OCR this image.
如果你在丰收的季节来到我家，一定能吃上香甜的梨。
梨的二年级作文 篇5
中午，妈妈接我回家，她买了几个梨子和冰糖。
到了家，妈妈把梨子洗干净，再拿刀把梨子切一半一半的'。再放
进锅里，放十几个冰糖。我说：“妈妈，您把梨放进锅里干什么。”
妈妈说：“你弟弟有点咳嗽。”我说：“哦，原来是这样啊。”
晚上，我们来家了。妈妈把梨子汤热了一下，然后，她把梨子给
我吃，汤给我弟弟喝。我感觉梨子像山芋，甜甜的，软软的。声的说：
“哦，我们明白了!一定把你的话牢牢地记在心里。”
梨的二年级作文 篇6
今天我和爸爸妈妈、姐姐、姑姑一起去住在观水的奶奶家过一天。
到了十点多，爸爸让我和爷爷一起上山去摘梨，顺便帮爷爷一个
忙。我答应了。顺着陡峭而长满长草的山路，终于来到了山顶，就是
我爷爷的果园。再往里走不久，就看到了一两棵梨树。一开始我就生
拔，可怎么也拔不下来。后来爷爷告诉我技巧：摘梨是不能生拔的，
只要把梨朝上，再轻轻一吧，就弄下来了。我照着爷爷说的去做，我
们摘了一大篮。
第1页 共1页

════════

-- What is needed --
Output all of the material exactly as written.

-- Output of the task --
OCR this image.
如果你在丰收的季节来到我家，一定能吃上香甜的梨。
梨的二年级作文 篇5
中午，妈妈接我回家，她买了几个梨子和冰糖。
到了家，妈妈把梨子洗干净，再拿刀把梨子切一半一半的'。再放
进锅里，放十几个冰糖。我说：“妈妈，您把梨放进锅里干什么。”
妈妈说：“你弟弟有点咳嗽。”我说：“哦，原来是这样啊。”
晚上，我们来家了。妈妈把梨子汤热了一下，然后，她把梨子给
我吃，汤给我弟弟喝。我感觉梨子像山芋，甜甜的，软软的。声的说：
“哦，我们明白了!一定把你的话牢牢地记在心里。”
梨的二年级作文 篇6
今天我和爸爸妈妈、姐姐、姑姑一起去住在观水的奶奶家过一天。
到了十点多，爸爸让我和爷爷一起上山去摘梨，顺便帮爷爷一个
忙。我答应了。顺着陡峭而长满长草的山路，终于来到了山顶，就是
我爷爷的果园。再往里走不久，就看到了一两棵梨树。一开始我就生
拔，可怎么也拔不下来。后来爷爷告诉我技巧：摘梨是不能生拔的，
只要把梨朝上，再轻轻一吧，就弄下来了。我照着爷爷说的去做，我
们摘了一大篮。
第1页 共1页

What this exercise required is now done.